───── Data listing ─────
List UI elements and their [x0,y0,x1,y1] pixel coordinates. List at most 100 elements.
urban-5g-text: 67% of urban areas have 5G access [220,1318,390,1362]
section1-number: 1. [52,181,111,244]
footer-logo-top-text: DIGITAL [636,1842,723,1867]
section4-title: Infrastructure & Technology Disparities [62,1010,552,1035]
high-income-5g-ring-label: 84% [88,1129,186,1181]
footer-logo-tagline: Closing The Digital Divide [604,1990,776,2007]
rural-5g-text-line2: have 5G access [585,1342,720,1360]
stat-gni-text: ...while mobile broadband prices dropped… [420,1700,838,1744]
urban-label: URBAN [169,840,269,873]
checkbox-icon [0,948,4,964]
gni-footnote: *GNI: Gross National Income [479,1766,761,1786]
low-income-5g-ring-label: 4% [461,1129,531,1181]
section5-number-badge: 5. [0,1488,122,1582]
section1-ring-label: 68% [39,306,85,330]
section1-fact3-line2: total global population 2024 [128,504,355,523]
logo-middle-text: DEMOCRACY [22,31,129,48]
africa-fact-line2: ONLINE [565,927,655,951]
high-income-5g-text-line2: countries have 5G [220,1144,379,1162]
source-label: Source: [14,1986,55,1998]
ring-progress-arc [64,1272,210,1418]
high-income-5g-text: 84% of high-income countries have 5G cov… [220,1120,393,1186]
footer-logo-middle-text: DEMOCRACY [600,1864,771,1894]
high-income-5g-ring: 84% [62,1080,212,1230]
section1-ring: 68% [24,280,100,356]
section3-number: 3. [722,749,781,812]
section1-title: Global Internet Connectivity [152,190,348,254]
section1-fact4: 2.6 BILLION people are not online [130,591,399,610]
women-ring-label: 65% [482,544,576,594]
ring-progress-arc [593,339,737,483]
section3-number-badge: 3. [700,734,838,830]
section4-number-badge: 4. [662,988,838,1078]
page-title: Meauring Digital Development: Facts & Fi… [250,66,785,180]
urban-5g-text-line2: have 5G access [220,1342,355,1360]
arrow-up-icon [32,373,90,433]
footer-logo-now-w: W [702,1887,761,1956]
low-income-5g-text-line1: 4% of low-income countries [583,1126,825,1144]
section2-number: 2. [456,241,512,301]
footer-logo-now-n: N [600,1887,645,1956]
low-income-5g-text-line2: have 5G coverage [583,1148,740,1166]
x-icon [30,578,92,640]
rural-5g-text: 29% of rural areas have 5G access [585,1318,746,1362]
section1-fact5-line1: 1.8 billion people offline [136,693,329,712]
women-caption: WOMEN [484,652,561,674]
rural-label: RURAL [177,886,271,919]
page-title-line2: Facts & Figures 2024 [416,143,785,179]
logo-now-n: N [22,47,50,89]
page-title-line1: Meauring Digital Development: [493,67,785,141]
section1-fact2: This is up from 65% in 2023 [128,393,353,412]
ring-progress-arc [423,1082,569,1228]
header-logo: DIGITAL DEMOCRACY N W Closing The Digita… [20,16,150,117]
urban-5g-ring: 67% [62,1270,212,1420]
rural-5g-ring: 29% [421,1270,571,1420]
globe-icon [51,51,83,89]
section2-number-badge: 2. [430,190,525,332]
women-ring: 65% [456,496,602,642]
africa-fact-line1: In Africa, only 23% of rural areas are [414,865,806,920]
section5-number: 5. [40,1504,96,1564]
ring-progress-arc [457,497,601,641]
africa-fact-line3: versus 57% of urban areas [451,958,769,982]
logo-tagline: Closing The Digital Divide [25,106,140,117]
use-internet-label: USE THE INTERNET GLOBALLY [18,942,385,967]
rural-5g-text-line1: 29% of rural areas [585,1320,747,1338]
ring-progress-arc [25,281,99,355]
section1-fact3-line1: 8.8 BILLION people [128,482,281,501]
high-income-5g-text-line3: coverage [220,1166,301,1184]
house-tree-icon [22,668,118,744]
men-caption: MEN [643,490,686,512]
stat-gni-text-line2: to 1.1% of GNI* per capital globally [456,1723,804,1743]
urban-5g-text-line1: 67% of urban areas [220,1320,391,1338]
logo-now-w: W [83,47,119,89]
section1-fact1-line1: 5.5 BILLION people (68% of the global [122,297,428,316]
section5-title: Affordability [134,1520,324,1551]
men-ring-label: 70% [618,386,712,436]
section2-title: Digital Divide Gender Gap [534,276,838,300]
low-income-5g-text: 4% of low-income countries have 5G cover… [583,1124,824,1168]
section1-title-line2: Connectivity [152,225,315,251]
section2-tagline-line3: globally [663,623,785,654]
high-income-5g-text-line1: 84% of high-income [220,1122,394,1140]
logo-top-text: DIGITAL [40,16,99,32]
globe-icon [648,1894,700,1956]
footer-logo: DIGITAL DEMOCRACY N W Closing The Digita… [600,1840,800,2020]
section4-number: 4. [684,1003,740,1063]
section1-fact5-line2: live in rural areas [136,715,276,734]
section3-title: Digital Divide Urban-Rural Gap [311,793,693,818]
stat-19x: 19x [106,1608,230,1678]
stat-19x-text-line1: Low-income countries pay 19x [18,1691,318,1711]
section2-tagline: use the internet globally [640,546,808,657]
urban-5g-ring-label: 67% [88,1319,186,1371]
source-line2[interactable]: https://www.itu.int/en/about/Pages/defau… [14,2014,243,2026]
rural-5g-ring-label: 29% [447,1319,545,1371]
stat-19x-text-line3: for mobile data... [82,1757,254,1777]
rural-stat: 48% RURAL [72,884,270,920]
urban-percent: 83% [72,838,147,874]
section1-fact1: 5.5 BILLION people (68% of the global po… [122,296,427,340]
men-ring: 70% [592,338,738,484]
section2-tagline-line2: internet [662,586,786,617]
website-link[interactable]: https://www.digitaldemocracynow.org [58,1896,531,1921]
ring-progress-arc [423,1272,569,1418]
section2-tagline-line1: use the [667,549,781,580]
─────
• What is expected
Rewrite every row above as a numbered list, leaving out any blank lines.

• Full solution
1. List UI elements and their [x0,y0,x1,y1] pixel coordinates. List at most 100 elements.
2. urban-5g-text: 67% of urban areas have 5G access [220,1318,390,1362]
3. section1-number: 1. [52,181,111,244]
4. footer-logo-top-text: DIGITAL [636,1842,723,1867]
5. section4-title: Infrastructure & Technology Disparities [62,1010,552,1035]
6. high-income-5g-ring-label: 84% [88,1129,186,1181]
7. footer-logo-tagline: Closing The Digital Divide [604,1990,776,2007]
8. rural-5g-text-line2: have 5G access [585,1342,720,1360]
9. stat-gni-text: ...while mobile broadband prices dropped… [420,1700,838,1744]
10. urban-label: URBAN [169,840,269,873]
11. checkbox-icon [0,948,4,964]
12. gni-footnote: *GNI: Gross National Income [479,1766,761,1786]
13. low-income-5g-ring-label: 4% [461,1129,531,1181]
14. section5-number-badge: 5. [0,1488,122,1582]
15. section1-ring-label: 68% [39,306,85,330]
16. section1-fact3-line2: total global population 2024 [128,504,355,523]
17. logo-middle-text: DEMOCRACY [22,31,129,48]
18. africa-fact-line2: ONLINE [565,927,655,951]
19. high-income-5g-text-line2: countries have 5G [220,1144,379,1162]
20. source-label: Source: [14,1986,55,1998]
21. ring-progress-arc [64,1272,210,1418]
22. high-income-5g-text: 84% of high-income countries have 5G cov… [220,1120,393,1186]
23. footer-logo-middle-text: DEMOCRACY [600,1864,771,1894]
24. high-income-5g-ring: 84% [62,1080,212,1230]
25. section1-ring: 68% [24,280,100,356]
26. section3-number: 3. [722,749,781,812]
27. section1-title: Global Internet Connectivity [152,190,348,254]
28. section1-fact4: 2.6 BILLION people are not online [130,591,399,610]
29. women-ring-label: 65% [482,544,576,594]
30. ring-progress-arc [593,339,737,483]
31. section3-number-badge: 3. [700,734,838,830]
32. section4-number-badge: 4. [662,988,838,1078]
33. page-title: Meauring Digital Development: Facts & Fi… [250,66,785,180]
34. urban-5g-text-line2: have 5G access [220,1342,355,1360]
35. arrow-up-icon [32,373,90,433]
36. footer-logo-now-w: W [702,1887,761,1956]
37. low-income-5g-text-line1: 4% of low-income countries [583,1126,825,1144]
38. section2-number: 2. [456,241,512,301]
39. footer-logo-now-n: N [600,1887,645,1956]
40. low-income-5g-text-line2: have 5G coverage [583,1148,740,1166]
41. x-icon [30,578,92,640]
42. rural-5g-text: 29% of rural areas have 5G access [585,1318,746,1362]
43. section1-fact5-line1: 1.8 billion people offline [136,693,329,712]
44. women-caption: WOMEN [484,652,561,674]
45. rural-label: RURAL [177,886,271,919]
46. page-title-line2: Facts & Figures 2024 [416,143,785,179]
47. logo-now-n: N [22,47,50,89]
48. page-title-line1: Meauring Digital Development: [493,67,785,141]
49. section1-fact2: This is up from 65% in 2023 [128,393,353,412]
50. ring-progress-arc [423,1082,569,1228]
51. header-logo: DIGITAL DEMOCRACY N W Closing The Digita… [20,16,150,117]
52. urban-5g-ring: 67% [62,1270,212,1420]
53. rural-5g-ring: 29% [421,1270,571,1420]
54. globe-icon [51,51,83,89]
55. section2-number-badge: 2. [430,190,525,332]
56. women-ring: 65% [456,496,602,642]
57. africa-fact-line1: In Africa, only 23% of rural areas are [414,865,806,920]
58. section5-number: 5. [40,1504,96,1564]
59. ring-progress-arc [457,497,601,641]
60. africa-fact-line3: versus 57% of urban areas [451,958,769,982]
61. logo-tagline: Closing The Digital Divide [25,106,140,117]
62. use-internet-label: USE THE INTERNET GLOBALLY [18,942,385,967]
63. rural-5g-text-line1: 29% of rural areas [585,1320,747,1338]
64. ring-progress-arc [25,281,99,355]
65. section1-fact3-line1: 8.8 BILLION people [128,482,281,501]
66. high-income-5g-text-line3: coverage [220,1166,301,1184]
67. house-tree-icon [22,668,118,744]
68. men-caption: MEN [643,490,686,512]
69. stat-gni-text-line2: to 1.1% of GNI* per capital globally [456,1723,804,1743]
70. urban-5g-text-line1: 67% of urban areas [220,1320,391,1338]
71. logo-now-w: W [83,47,119,89]
72. section1-fact1-line1: 5.5 BILLION people (68% of the global [122,297,428,316]
73. section5-title: Affordability [134,1520,324,1551]
74. men-ring-label: 70% [618,386,712,436]
75. section2-title: Digital Divide Gender Gap [534,276,838,300]
76. low-income-5g-text: 4% of low-income countries have 5G cover… [583,1124,824,1168]
77. section1-title-line2: Connectivity [152,225,315,251]
78. section2-tagline-line3: globally [663,623,785,654]
79. high-income-5g-text-line1: 84% of high-income [220,1122,394,1140]
80. logo-top-text: DIGITAL [40,16,99,32]
81. globe-icon [648,1894,700,1956]
82. footer-logo: DIGITAL DEMOCRACY N W Closing The Digita… [600,1840,800,2020]
83. section4-number: 4. [684,1003,740,1063]
84. section1-fact5-line2: live in rural areas [136,715,276,734]
85. section3-title: Digital Divide Urban-Rural Gap [311,793,693,818]
86. stat-19x: 19x [106,1608,230,1678]
87. stat-19x-text-line1: Low-income countries pay 19x [18,1691,318,1711]
88. section2-tagline: use the internet globally [640,546,808,657]
89. urban-5g-ring-label: 67% [88,1319,186,1371]
90. source-line2[interactable]: https://www.itu.int/en/about/Pages/defau… [14,2014,243,2026]
91. rural-5g-ring-label: 29% [447,1319,545,1371]
92. stat-19x-text-line3: for mobile data... [82,1757,254,1777]
93. rural-stat: 48% RURAL [72,884,270,920]
94. urban-percent: 83% [72,838,147,874]
95. section1-fact1: 5.5 BILLION people (68% of the global po… [122,296,427,340]
96. men-ring: 70% [592,338,738,484]
97. section2-tagline-line2: internet [662,586,786,617]
98. website-link[interactable]: https://www.digitaldemocracynow.org [58,1896,531,1921]
99. ring-progress-arc [423,1272,569,1418]
100. section2-tagline-line1: use the [667,549,781,580]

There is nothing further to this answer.